§ Dataset rows:
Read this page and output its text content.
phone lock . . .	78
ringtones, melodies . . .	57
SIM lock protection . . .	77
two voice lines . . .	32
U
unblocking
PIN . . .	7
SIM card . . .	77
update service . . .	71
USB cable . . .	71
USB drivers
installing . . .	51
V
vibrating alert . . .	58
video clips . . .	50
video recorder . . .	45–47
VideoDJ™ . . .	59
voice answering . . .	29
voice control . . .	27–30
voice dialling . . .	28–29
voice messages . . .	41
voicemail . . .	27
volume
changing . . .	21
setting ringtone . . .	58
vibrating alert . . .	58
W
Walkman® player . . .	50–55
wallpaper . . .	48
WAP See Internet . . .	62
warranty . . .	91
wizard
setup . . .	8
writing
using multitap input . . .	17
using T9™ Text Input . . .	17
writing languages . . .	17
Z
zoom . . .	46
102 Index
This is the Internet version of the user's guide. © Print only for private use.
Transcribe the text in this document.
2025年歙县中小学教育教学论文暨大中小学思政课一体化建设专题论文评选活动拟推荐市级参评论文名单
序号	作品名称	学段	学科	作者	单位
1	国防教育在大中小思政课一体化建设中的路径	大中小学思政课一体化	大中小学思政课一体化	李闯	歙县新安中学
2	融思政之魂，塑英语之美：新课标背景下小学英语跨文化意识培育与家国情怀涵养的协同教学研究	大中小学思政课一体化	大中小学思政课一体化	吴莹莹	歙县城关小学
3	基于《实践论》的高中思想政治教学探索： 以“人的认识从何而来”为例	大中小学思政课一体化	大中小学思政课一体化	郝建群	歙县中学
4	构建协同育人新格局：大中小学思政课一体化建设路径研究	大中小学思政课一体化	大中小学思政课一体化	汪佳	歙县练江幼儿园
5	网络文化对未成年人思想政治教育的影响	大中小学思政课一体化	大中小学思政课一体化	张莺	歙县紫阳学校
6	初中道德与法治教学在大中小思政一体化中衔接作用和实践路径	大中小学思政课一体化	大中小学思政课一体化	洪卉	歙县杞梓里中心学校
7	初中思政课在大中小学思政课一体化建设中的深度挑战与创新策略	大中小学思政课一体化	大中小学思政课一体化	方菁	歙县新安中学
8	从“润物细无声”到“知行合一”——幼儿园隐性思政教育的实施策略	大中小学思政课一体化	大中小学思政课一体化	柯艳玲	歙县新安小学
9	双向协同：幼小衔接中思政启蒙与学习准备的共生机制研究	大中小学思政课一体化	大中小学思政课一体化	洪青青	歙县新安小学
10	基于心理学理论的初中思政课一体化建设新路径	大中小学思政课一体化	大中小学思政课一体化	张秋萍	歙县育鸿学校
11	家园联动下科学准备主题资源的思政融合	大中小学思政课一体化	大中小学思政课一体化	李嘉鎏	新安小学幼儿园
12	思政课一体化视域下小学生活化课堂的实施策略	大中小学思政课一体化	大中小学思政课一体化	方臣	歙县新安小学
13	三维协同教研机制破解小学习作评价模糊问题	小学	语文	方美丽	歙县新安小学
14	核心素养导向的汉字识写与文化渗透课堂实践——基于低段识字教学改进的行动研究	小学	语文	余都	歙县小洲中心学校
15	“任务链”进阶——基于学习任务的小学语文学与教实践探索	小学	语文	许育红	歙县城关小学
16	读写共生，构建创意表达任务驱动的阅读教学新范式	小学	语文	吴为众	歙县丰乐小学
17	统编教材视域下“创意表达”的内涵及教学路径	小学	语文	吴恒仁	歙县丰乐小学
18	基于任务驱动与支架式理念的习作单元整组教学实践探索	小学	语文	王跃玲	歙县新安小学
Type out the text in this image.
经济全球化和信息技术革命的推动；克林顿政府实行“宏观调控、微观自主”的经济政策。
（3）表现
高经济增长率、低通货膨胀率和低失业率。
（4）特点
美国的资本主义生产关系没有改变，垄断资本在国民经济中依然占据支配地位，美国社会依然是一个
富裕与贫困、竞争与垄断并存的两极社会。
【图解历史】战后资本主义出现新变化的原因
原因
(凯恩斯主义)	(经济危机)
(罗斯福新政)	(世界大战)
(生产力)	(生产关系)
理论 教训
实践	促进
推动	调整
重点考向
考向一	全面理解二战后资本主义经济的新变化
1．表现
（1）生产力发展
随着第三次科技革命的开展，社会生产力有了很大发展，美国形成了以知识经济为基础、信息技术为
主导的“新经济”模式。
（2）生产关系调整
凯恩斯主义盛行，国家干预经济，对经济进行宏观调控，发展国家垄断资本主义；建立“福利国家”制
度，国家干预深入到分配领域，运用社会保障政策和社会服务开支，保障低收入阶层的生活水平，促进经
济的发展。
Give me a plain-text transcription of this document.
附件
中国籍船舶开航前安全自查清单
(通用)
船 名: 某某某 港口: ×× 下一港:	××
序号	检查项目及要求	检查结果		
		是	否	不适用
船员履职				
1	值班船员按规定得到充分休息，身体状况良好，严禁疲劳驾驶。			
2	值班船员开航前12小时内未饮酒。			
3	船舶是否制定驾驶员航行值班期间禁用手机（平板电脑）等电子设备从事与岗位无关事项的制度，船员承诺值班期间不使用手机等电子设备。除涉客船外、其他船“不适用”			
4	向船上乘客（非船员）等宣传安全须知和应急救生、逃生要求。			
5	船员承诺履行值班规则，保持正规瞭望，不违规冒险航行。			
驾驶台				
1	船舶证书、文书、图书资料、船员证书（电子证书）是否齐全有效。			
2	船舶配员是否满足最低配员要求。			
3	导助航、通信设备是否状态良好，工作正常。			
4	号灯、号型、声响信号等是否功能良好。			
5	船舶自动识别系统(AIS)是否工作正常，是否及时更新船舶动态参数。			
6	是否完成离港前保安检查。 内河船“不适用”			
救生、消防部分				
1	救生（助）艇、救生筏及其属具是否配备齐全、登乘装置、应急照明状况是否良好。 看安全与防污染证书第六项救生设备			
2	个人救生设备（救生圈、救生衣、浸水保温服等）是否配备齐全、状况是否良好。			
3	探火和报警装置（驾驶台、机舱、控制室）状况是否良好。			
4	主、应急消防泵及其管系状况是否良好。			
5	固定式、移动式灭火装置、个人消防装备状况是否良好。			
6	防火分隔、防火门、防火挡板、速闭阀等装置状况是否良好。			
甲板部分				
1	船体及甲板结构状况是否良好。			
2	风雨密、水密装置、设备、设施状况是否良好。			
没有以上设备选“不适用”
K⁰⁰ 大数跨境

§ Job: Without leaving anything out, give the entries again exactly.

§ Answer for the task:
Read this page and output its text content.
phone lock . . .	78
ringtones, melodies . . .	57
SIM lock protection . . .	77
two voice lines . . .	32
U
unblocking
PIN . . .	7
SIM card . . .	77
update service . . .	71
USB cable . . .	71
USB drivers
installing . . .	51
V
vibrating alert . . .	58
video clips . . .	50
video recorder . . .	45–47
VideoDJ™ . . .	59
voice answering . . .	29
voice control . . .	27–30
voice dialling . . .	28–29
voice messages . . .	41
voicemail . . .	27
volume
changing . . .	21
setting ringtone . . .	58
vibrating alert . . .	58
W
Walkman® player . . .	50–55
wallpaper . . .	48
WAP See Internet . . .	62
warranty . . .	91
wizard
setup . . .	8
writing
using multitap input . . .	17
using T9™ Text Input . . .	17
writing languages . . .	17
Z
zoom . . .	46
102 Index
This is the Internet version of the user's guide. © Print only for private use.
Transcribe the text in this document.
2025年歙县中小学教育教学论文暨大中小学思政课一体化建设专题论文评选活动拟推荐市级参评论文名单
序号	作品名称	学段	学科	作者	单位
1	国防教育在大中小思政课一体化建设中的路径	大中小学思政课一体化	大中小学思政课一体化	李闯	歙县新安中学
2	融思政之魂，塑英语之美：新课标背景下小学英语跨文化意识培育与家国情怀涵养的协同教学研究	大中小学思政课一体化	大中小学思政课一体化	吴莹莹	歙县城关小学
3	基于《实践论》的高中思想政治教学探索： 以“人的认识从何而来”为例	大中小学思政课一体化	大中小学思政课一体化	郝建群	歙县中学
4	构建协同育人新格局：大中小学思政课一体化建设路径研究	大中小学思政课一体化	大中小学思政课一体化	汪佳	歙县练江幼儿园
5	网络文化对未成年人思想政治教育的影响	大中小学思政课一体化	大中小学思政课一体化	张莺	歙县紫阳学校
6	初中道德与法治教学在大中小思政一体化中衔接作用和实践路径	大中小学思政课一体化	大中小学思政课一体化	洪卉	歙县杞梓里中心学校
7	初中思政课在大中小学思政课一体化建设中的深度挑战与创新策略	大中小学思政课一体化	大中小学思政课一体化	方菁	歙县新安中学
8	从“润物细无声”到“知行合一”——幼儿园隐性思政教育的实施策略	大中小学思政课一体化	大中小学思政课一体化	柯艳玲	歙县新安小学
9	双向协同：幼小衔接中思政启蒙与学习准备的共生机制研究	大中小学思政课一体化	大中小学思政课一体化	洪青青	歙县新安小学
10	基于心理学理论的初中思政课一体化建设新路径	大中小学思政课一体化	大中小学思政课一体化	张秋萍	歙县育鸿学校
11	家园联动下科学准备主题资源的思政融合	大中小学思政课一体化	大中小学思政课一体化	李嘉鎏	新安小学幼儿园
12	思政课一体化视域下小学生活化课堂的实施策略	大中小学思政课一体化	大中小学思政课一体化	方臣	歙县新安小学
13	三维协同教研机制破解小学习作评价模糊问题	小学	语文	方美丽	歙县新安小学
14	核心素养导向的汉字识写与文化渗透课堂实践——基于低段识字教学改进的行动研究	小学	语文	余都	歙县小洲中心学校
15	“任务链”进阶——基于学习任务的小学语文学与教实践探索	小学	语文	许育红	歙县城关小学
16	读写共生，构建创意表达任务驱动的阅读教学新范式	小学	语文	吴为众	歙县丰乐小学
17	统编教材视域下“创意表达”的内涵及教学路径	小学	语文	吴恒仁	歙县丰乐小学
18	基于任务驱动与支架式理念的习作单元整组教学实践探索	小学	语文	王跃玲	歙县新安小学
Type out the text in this image.
经济全球化和信息技术革命的推动；克林顿政府实行“宏观调控、微观自主”的经济政策。
（3）表现
高经济增长率、低通货膨胀率和低失业率。
（4）特点
美国的资本主义生产关系没有改变，垄断资本在国民经济中依然占据支配地位，美国社会依然是一个
富裕与贫困、竞争与垄断并存的两极社会。
【图解历史】战后资本主义出现新变化的原因
原因
(凯恩斯主义)	(经济危机)
(罗斯福新政)	(世界大战)
(生产力)	(生产关系)
理论 教训
实践	促进
推动	调整
重点考向
考向一	全面理解二战后资本主义经济的新变化
1．表现
（1）生产力发展
随着第三次科技革命的开展，社会生产力有了很大发展，美国形成了以知识经济为基础、信息技术为
主导的“新经济”模式。
（2）生产关系调整
凯恩斯主义盛行，国家干预经济，对经济进行宏观调控，发展国家垄断资本主义；建立“福利国家”制
度，国家干预深入到分配领域，运用社会保障政策和社会服务开支，保障低收入阶层的生活水平，促进经
济的发展。
Give me a plain-text transcription of this document.
附件
中国籍船舶开航前安全自查清单
(通用)
船 名: 某某某 港口: ×× 下一港:	××
序号	检查项目及要求	检查结果		
		是	否	不适用
船员履职				
1	值班船员按规定得到充分休息，身体状况良好，严禁疲劳驾驶。			
2	值班船员开航前12小时内未饮酒。			
3	船舶是否制定驾驶员航行值班期间禁用手机（平板电脑）等电子设备从事与岗位无关事项的制度，船员承诺值班期间不使用手机等电子设备。除涉客船外、其他船“不适用”			
4	向船上乘客（非船员）等宣传安全须知和应急救生、逃生要求。			
5	船员承诺履行值班规则，保持正规瞭望，不违规冒险航行。			
驾驶台				
1	船舶证书、文书、图书资料、船员证书（电子证书）是否齐全有效。			
2	船舶配员是否满足最低配员要求。			
3	导助航、通信设备是否状态良好，工作正常。			
4	号灯、号型、声响信号等是否功能良好。			
5	船舶自动识别系统(AIS)是否工作正常，是否及时更新船舶动态参数。			
6	是否完成离港前保安检查。 内河船“不适用”			
救生、消防部分				
1	救生（助）艇、救生筏及其属具是否配备齐全、登乘装置、应急照明状况是否良好。 看安全与防污染证书第六项救生设备			
2	个人救生设备（救生圈、救生衣、浸水保温服等）是否配备齐全、状况是否良好。			
3	探火和报警装置（驾驶台、机舱、控制室）状况是否良好。			
4	主、应急消防泵及其管系状况是否良好。			
5	固定式、移动式灭火装置、个人消防装备状况是否良好。			
6	防火分隔、防火门、防火挡板、速闭阀等装置状况是否良好。			
甲板部分				
1	船体及甲板结构状况是否良好。			
2	风雨密、水密装置、设备、设施状况是否良好。			
没有以上设备选“不适用”
K⁰⁰ 大数跨境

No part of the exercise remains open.